Work out how many lines in the listing below include the word "penale". Give nothing but the number.
-------- Records to process --------
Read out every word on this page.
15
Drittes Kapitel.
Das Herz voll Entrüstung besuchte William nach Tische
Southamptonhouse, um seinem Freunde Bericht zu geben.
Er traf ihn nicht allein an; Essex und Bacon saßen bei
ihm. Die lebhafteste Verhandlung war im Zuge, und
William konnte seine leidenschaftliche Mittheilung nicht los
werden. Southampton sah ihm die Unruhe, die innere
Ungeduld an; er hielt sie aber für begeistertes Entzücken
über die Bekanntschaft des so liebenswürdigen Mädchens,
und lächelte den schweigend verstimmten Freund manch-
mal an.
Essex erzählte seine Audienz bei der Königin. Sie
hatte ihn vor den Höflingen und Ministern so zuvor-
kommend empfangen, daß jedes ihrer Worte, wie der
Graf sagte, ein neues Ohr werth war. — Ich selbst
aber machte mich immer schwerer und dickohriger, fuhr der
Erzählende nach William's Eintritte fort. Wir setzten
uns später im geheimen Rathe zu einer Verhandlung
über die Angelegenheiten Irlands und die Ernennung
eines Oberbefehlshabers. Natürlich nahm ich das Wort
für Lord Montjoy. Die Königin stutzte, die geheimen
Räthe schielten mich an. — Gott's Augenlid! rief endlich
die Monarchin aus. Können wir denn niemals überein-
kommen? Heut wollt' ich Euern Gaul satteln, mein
--------
-------- Records to process --------
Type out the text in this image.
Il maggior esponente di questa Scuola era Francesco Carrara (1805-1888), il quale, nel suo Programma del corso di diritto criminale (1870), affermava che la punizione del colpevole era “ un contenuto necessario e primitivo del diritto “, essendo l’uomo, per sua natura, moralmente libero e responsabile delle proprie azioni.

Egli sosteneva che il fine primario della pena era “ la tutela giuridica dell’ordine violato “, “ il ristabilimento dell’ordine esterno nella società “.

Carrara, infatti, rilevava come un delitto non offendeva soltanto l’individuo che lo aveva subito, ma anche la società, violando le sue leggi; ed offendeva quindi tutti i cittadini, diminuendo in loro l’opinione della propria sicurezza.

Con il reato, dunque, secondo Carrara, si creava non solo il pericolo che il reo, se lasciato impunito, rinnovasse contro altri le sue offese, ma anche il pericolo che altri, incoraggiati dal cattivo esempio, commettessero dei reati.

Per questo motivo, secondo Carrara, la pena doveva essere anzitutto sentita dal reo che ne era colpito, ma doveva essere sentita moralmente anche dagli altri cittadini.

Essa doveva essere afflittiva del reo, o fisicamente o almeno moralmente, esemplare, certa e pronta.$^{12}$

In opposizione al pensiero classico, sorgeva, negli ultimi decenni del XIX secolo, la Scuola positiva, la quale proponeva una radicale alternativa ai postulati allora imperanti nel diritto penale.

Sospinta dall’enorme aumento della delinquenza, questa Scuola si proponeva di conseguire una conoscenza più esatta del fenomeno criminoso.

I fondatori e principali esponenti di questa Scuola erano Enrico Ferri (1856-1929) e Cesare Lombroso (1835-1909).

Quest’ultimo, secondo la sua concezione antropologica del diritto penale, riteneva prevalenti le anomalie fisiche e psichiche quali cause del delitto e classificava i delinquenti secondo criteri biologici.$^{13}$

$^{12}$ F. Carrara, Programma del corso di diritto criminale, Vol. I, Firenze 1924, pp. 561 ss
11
--------
-------- Records to process --------
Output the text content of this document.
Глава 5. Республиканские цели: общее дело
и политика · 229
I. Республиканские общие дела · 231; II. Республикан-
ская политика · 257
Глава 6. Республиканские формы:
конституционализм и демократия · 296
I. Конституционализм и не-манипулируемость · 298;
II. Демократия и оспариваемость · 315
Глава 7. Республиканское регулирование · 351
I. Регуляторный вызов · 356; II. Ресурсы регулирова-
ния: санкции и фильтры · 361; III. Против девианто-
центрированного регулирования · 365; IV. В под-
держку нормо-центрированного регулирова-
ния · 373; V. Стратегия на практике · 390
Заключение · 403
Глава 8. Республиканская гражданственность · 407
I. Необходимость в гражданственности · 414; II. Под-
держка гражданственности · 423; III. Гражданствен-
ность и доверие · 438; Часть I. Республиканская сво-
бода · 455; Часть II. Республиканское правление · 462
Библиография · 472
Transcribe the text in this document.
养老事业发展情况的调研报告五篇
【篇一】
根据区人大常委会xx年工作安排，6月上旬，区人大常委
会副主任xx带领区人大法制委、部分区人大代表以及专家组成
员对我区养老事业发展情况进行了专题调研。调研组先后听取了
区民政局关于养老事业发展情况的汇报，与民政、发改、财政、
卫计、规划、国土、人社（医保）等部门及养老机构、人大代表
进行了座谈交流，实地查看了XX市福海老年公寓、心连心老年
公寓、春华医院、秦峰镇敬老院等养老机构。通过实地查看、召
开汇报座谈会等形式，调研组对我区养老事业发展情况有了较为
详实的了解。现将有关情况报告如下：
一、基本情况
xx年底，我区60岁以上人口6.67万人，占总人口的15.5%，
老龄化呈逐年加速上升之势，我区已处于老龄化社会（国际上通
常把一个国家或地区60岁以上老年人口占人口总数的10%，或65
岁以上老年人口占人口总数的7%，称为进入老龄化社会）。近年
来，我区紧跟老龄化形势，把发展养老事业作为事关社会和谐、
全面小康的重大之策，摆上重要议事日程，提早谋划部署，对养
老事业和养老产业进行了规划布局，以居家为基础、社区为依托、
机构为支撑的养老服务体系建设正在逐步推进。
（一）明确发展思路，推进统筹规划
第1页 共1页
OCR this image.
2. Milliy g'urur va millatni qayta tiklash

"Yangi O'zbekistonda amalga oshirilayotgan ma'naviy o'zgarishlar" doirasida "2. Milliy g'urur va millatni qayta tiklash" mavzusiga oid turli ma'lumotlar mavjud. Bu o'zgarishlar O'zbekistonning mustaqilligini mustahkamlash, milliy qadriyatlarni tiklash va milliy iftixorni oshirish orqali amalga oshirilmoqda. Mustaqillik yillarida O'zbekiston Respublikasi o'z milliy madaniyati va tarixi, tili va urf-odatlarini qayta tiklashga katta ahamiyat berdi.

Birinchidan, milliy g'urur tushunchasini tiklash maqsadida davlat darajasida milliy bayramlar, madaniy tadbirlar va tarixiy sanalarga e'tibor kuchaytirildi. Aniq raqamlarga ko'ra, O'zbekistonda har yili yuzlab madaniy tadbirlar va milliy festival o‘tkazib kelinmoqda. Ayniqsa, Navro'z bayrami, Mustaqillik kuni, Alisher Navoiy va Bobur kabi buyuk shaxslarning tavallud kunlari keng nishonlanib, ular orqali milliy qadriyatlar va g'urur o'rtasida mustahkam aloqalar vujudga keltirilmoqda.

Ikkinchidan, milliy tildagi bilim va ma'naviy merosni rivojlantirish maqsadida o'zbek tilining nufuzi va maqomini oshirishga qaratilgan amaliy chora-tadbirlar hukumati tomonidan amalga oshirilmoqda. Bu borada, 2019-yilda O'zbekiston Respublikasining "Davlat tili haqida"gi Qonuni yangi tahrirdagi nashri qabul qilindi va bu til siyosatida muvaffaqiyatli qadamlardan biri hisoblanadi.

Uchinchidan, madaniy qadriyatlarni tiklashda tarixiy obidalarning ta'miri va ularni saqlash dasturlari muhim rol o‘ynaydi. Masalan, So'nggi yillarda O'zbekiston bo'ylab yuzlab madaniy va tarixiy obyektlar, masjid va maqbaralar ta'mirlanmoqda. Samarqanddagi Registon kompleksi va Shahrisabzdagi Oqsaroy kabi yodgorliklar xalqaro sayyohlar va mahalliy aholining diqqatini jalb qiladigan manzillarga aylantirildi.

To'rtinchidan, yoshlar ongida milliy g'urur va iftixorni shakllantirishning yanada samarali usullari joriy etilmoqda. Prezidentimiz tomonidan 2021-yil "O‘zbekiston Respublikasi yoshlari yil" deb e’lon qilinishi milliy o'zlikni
--------
*Result*: 2